• Recorded data
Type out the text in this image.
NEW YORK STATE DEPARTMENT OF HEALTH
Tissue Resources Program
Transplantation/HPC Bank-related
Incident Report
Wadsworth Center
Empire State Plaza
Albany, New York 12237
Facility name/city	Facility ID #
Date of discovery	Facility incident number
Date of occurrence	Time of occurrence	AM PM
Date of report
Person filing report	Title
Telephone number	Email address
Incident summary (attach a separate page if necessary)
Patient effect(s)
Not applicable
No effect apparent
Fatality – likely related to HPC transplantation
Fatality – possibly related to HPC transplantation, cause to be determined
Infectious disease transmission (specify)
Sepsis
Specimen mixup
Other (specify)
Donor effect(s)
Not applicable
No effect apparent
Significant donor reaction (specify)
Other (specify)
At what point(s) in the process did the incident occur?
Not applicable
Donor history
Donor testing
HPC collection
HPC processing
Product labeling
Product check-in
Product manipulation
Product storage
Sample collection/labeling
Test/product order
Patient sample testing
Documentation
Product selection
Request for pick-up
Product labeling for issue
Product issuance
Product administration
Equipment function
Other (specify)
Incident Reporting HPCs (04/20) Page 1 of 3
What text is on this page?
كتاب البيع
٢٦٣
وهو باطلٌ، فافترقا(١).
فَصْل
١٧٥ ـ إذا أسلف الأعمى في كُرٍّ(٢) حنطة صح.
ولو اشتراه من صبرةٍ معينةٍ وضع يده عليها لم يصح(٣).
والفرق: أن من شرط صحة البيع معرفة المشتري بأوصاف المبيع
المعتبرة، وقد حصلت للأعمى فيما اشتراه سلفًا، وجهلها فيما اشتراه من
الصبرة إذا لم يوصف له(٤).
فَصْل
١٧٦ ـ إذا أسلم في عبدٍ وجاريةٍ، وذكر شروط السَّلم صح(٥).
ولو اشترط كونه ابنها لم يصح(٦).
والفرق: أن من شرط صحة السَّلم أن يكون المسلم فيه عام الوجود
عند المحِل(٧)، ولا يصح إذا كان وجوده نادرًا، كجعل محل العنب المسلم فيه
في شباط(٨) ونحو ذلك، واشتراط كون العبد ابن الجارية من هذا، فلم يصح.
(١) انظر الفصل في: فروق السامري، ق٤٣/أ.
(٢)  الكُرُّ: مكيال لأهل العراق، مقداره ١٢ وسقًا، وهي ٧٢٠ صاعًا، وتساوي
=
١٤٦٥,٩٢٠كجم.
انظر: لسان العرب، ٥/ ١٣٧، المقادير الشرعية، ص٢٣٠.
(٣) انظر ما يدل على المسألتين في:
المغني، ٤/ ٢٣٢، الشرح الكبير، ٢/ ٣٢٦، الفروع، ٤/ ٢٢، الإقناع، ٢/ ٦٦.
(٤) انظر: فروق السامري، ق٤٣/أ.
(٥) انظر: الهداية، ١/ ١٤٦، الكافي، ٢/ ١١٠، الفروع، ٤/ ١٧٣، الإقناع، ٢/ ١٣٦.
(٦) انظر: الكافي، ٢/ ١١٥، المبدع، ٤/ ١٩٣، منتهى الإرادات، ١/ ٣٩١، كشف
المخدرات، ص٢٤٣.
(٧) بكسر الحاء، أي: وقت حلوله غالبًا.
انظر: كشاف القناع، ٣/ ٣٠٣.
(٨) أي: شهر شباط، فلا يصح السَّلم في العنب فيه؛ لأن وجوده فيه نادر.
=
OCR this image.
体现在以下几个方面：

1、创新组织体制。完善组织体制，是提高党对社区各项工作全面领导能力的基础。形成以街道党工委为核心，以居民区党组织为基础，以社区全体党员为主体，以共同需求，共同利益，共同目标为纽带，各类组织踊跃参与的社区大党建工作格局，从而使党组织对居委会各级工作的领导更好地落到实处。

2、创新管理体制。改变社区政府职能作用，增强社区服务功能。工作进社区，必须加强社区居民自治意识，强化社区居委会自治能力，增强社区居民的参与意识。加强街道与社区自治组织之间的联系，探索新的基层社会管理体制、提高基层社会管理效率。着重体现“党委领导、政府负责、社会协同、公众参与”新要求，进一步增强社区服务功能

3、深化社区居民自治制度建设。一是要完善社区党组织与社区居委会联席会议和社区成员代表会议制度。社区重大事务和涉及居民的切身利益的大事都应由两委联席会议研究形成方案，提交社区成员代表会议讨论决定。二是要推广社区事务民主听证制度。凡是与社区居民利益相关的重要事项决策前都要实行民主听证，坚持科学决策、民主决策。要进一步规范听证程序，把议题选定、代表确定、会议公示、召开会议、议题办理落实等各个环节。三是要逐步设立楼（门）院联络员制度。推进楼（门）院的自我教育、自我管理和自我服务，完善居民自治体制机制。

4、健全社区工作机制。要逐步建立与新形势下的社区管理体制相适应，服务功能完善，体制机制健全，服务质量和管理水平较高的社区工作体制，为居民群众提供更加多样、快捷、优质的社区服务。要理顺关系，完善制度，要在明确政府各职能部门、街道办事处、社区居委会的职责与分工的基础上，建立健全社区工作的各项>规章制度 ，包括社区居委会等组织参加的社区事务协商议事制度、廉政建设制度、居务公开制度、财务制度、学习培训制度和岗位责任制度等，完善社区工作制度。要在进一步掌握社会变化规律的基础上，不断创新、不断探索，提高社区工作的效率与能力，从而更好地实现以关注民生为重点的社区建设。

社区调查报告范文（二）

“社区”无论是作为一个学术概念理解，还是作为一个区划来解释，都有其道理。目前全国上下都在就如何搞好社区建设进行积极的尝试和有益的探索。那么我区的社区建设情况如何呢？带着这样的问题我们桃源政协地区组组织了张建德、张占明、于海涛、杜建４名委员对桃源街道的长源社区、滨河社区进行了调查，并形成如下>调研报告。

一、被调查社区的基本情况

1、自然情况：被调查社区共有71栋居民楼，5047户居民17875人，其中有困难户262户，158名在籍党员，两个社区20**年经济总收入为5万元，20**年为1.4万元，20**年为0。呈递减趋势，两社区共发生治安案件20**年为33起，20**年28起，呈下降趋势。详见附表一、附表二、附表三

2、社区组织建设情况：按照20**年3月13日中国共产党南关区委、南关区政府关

• Request
Copy each line of the listing that contains the string "الكافي".

• Full response
(٥) انظر: الهداية، ١/ ١٤٦، الكافي، ٢/ ١١٠، الفروع، ٤/ ١٧٣، الإقناع، ٢/ ١٣٦.
(٦) انظر: الكافي، ٢/ ١١٥، المبدع، ٤/ ١٩٣، منتهى الإرادات، ١/ ٣٩١، كشف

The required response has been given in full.